Problem: Please reproduce the material below word for word, keeping every line the same.

Input start

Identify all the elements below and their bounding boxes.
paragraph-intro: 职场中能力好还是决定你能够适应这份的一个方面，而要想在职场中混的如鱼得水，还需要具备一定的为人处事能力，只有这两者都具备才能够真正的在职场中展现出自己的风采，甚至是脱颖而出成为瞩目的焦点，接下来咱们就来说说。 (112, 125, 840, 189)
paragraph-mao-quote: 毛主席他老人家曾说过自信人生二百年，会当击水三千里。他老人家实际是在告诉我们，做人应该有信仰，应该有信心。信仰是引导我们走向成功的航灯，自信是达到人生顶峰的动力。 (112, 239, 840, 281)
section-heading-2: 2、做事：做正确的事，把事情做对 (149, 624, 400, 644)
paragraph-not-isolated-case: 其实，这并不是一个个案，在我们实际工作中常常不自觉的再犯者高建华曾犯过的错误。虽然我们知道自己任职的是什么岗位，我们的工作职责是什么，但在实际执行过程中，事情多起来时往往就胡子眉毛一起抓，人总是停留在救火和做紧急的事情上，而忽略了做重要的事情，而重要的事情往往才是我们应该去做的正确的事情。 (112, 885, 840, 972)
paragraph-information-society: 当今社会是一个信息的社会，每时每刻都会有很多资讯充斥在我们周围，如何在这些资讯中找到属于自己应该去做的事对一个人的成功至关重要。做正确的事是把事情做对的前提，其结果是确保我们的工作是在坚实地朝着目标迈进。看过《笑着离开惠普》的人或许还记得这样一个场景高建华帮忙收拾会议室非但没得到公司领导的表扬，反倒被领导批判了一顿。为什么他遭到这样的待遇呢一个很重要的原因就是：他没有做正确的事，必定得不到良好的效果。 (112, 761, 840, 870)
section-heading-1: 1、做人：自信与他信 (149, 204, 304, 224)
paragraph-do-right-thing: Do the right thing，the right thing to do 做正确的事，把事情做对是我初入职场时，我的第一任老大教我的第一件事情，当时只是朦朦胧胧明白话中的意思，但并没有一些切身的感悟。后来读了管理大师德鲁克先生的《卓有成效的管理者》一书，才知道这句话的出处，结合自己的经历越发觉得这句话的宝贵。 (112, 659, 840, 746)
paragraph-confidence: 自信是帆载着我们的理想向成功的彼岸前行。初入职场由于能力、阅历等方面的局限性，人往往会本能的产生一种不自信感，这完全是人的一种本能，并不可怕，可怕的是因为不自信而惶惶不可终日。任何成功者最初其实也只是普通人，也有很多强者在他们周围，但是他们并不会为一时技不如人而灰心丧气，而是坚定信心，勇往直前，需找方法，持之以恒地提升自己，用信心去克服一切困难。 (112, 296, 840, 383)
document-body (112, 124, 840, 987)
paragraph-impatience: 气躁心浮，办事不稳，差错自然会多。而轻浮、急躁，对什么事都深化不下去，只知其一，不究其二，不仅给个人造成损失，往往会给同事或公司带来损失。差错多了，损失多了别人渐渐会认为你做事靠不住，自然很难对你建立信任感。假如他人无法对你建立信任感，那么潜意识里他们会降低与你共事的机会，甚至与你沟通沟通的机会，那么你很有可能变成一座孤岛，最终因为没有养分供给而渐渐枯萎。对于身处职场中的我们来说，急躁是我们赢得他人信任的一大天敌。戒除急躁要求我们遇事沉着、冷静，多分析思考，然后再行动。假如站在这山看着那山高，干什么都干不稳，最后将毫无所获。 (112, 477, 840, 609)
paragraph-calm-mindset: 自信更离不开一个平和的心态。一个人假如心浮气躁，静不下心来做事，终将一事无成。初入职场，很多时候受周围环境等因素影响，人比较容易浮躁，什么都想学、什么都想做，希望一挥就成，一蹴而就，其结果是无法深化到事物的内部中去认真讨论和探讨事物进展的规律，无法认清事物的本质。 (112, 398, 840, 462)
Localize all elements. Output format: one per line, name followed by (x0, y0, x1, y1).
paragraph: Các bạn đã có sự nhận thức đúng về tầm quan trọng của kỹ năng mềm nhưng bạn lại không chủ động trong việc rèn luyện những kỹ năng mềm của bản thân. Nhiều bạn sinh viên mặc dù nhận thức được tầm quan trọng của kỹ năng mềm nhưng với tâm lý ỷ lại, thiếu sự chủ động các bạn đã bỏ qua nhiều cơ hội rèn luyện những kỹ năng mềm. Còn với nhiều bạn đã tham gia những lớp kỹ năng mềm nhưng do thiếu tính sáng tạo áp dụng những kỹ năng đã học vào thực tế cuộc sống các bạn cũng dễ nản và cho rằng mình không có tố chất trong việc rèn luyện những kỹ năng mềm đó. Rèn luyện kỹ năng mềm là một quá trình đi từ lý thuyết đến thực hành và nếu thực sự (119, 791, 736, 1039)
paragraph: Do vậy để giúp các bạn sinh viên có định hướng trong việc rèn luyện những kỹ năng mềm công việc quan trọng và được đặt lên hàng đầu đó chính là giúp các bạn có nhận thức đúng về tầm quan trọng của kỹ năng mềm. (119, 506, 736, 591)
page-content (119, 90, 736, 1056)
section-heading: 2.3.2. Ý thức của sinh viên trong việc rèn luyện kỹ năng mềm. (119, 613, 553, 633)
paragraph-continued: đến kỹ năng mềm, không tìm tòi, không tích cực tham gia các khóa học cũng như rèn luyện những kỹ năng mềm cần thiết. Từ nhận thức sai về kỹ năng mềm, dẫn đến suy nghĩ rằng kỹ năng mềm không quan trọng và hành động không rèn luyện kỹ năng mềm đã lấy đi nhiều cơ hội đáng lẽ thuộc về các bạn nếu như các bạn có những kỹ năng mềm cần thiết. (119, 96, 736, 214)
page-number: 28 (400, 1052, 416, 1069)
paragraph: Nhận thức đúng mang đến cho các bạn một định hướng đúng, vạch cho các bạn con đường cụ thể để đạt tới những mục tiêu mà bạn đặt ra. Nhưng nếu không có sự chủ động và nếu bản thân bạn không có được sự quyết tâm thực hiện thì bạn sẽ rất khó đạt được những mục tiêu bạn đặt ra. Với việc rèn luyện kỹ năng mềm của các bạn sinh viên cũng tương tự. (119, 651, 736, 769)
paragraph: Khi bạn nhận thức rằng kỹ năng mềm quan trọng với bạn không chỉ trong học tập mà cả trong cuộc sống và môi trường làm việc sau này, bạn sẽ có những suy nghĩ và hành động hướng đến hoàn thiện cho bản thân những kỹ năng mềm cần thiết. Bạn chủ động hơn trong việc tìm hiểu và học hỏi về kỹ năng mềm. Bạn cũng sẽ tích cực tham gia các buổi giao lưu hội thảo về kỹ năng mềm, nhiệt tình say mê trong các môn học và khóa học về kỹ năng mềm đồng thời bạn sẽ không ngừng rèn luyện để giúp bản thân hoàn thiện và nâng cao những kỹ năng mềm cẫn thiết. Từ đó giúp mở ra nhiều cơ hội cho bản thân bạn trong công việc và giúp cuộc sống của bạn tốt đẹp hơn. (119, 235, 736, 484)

Input end

In response:
Identify all the elements below and their bounding boxes.
paragraph-intro: 职场中能力好还是决定你能够适应这份的一个方面，而要想在职场中混的如鱼得水，还需要具备一定的为人处事能力，只有这两者都具备才能够真正的在职场中展现出自己的风采，甚至是脱颖而出成为瞩目的焦点，接下来咱们就来说说。 (112, 125, 840, 189)
paragraph-mao-quote: 毛主席他老人家曾说过自信人生二百年，会当击水三千里。他老人家实际是在告诉我们，做人应该有信仰，应该有信心。信仰是引导我们走向成功的航灯，自信是达到人生顶峰的动力。 (112, 239, 840, 281)
section-heading-2: 2、做事：做正确的事，把事情做对 (149, 624, 400, 644)
paragraph-not-isolated-case: 其实，这并不是一个个案，在我们实际工作中常常不自觉的再犯者高建华曾犯过的错误。虽然我们知道自己任职的是什么岗位，我们的工作职责是什么，但在实际执行过程中，事情多起来时往往就胡子眉毛一起抓，人总是停留在救火和做紧急的事情上，而忽略了做重要的事情，而重要的事情往往才是我们应该去做的正确的事情。 (112, 885, 840, 972)
paragraph-information-society: 当今社会是一个信息的社会，每时每刻都会有很多资讯充斥在我们周围，如何在这些资讯中找到属于自己应该去做的事对一个人的成功至关重要。做正确的事是把事情做对的前提，其结果是确保我们的工作是在坚实地朝着目标迈进。看过《笑着离开惠普》的人或许还记得这样一个场景高建华帮忙收拾会议室非但没得到公司领导的表扬，反倒被领导批判了一顿。为什么他遭到这样的待遇呢一个很重要的原因就是：他没有做正确的事，必定得不到良好的效果。 (112, 761, 840, 870)
section-heading-1: 1、做人：自信与他信 (149, 204, 304, 224)
paragraph-do-right-thing: Do the right thing，the right thing to do 做正确的事，把事情做对是我初入职场时，我的第一任老大教我的第一件事情，当时只是朦朦胧胧明白话中的意思，但并没有一些切身的感悟。后来读了管理大师德鲁克先生的《卓有成效的管理者》一书，才知道这句话的出处，结合自己的经历越发觉得这句话的宝贵。 (112, 659, 840, 746)
paragraph-confidence: 自信是帆载着我们的理想向成功的彼岸前行。初入职场由于能力、阅历等方面的局限性，人往往会本能的产生一种不自信感，这完全是人的一种本能，并不可怕，可怕的是因为不自信而惶惶不可终日。任何成功者最初其实也只是普通人，也有很多强者在他们周围，但是他们并不会为一时技不如人而灰心丧气，而是坚定信心，勇往直前，需找方法，持之以恒地提升自己，用信心去克服一切困难。 (112, 296, 840, 383)
document-body (112, 124, 840, 987)
paragraph-impatience: 气躁心浮，办事不稳，差错自然会多。而轻浮、急躁，对什么事都深化不下去，只知其一，不究其二，不仅给个人造成损失，往往会给同事或公司带来损失。差错多了，损失多了别人渐渐会认为你做事靠不住，自然很难对你建立信任感。假如他人无法对你建立信任感，那么潜意识里他们会降低与你共事的机会，甚至与你沟通沟通的机会，那么你很有可能变成一座孤岛，最终因为没有养分供给而渐渐枯萎。对于身处职场中的我们来说，急躁是我们赢得他人信任的一大天敌。戒除急躁要求我们遇事沉着、冷静，多分析思考，然后再行动。假如站在这山看着那山高，干什么都干不稳，最后将毫无所获。 (112, 477, 840, 609)
paragraph-calm-mindset: 自信更离不开一个平和的心态。一个人假如心浮气躁，静不下心来做事，终将一事无成。初入职场，很多时候受周围环境等因素影响，人比较容易浮躁，什么都想学、什么都想做，希望一挥就成，一蹴而就，其结果是无法深化到事物的内部中去认真讨论和探讨事物进展的规律，无法认清事物的本质。 (112, 398, 840, 462)
Localize all elements. Output format: one per line, name followed by (x0, y0, x1, y1).
paragraph: Các bạn đã có sự nhận thức đúng về tầm quan trọng của kỹ năng mềm nhưng bạn lại không chủ động trong việc rèn luyện những kỹ năng mềm của bản thân. Nhiều bạn sinh viên mặc dù nhận thức được tầm quan trọng của kỹ năng mềm nhưng với tâm lý ỷ lại, thiếu sự chủ động các bạn đã bỏ qua nhiều cơ hội rèn luyện những kỹ năng mềm. Còn với nhiều bạn đã tham gia những lớp kỹ năng mềm nhưng do thiếu tính sáng tạo áp dụng những kỹ năng đã học vào thực tế cuộc sống các bạn cũng dễ nản và cho rằng mình không có tố chất trong việc rèn luyện những kỹ năng mềm đó. Rèn luyện kỹ năng mềm là một quá trình đi từ lý thuyết đến thực hành và nếu thực sự (119, 791, 736, 1039)
paragraph: Do vậy để giúp các bạn sinh viên có định hướng trong việc rèn luyện những kỹ năng mềm công việc quan trọng và được đặt lên hàng đầu đó chính là giúp các bạn có nhận thức đúng về tầm quan trọng của kỹ năng mềm. (119, 506, 736, 591)
page-content (119, 90, 736, 1056)
section-heading: 2.3.2. Ý thức của sinh viên trong việc rèn luyện kỹ năng mềm. (119, 613, 553, 633)
paragraph-continued: đến kỹ năng mềm, không tìm tòi, không tích cực tham gia các khóa học cũng như rèn luyện những kỹ năng mềm cần thiết. Từ nhận thức sai về kỹ năng mềm, dẫn đến suy nghĩ rằng kỹ năng mềm không quan trọng và hành động không rèn luyện kỹ năng mềm đã lấy đi nhiều cơ hội đáng lẽ thuộc về các bạn nếu như các bạn có những kỹ năng mềm cần thiết. (119, 96, 736, 214)
page-number: 28 (400, 1052, 416, 1069)
paragraph: Nhận thức đúng mang đến cho các bạn một định hướng đúng, vạch cho các bạn con đường cụ thể để đạt tới những mục tiêu mà bạn đặt ra. Nhưng nếu không có sự chủ động và nếu bản thân bạn không có được sự quyết tâm thực hiện thì bạn sẽ rất khó đạt được những mục tiêu bạn đặt ra. Với việc rèn luyện kỹ năng mềm của các bạn sinh viên cũng tương tự. (119, 651, 736, 769)
paragraph: Khi bạn nhận thức rằng kỹ năng mềm quan trọng với bạn không chỉ trong học tập mà cả trong cuộc sống và môi trường làm việc sau này, bạn sẽ có những suy nghĩ và hành động hướng đến hoàn thiện cho bản thân những kỹ năng mềm cần thiết. Bạn chủ động hơn trong việc tìm hiểu và học hỏi về kỹ năng mềm. Bạn cũng sẽ tích cực tham gia các buổi giao lưu hội thảo về kỹ năng mềm, nhiệt tình say mê trong các môn học và khóa học về kỹ năng mềm đồng thời bạn sẽ không ngừng rèn luyện để giúp bản thân hoàn thiện và nâng cao những kỹ năng mềm cẫn thiết. Từ đó giúp mở ra nhiều cơ hội cho bản thân bạn trong công việc và giúp cuộc sống của bạn tốt đẹp hơn. (119, 235, 736, 484)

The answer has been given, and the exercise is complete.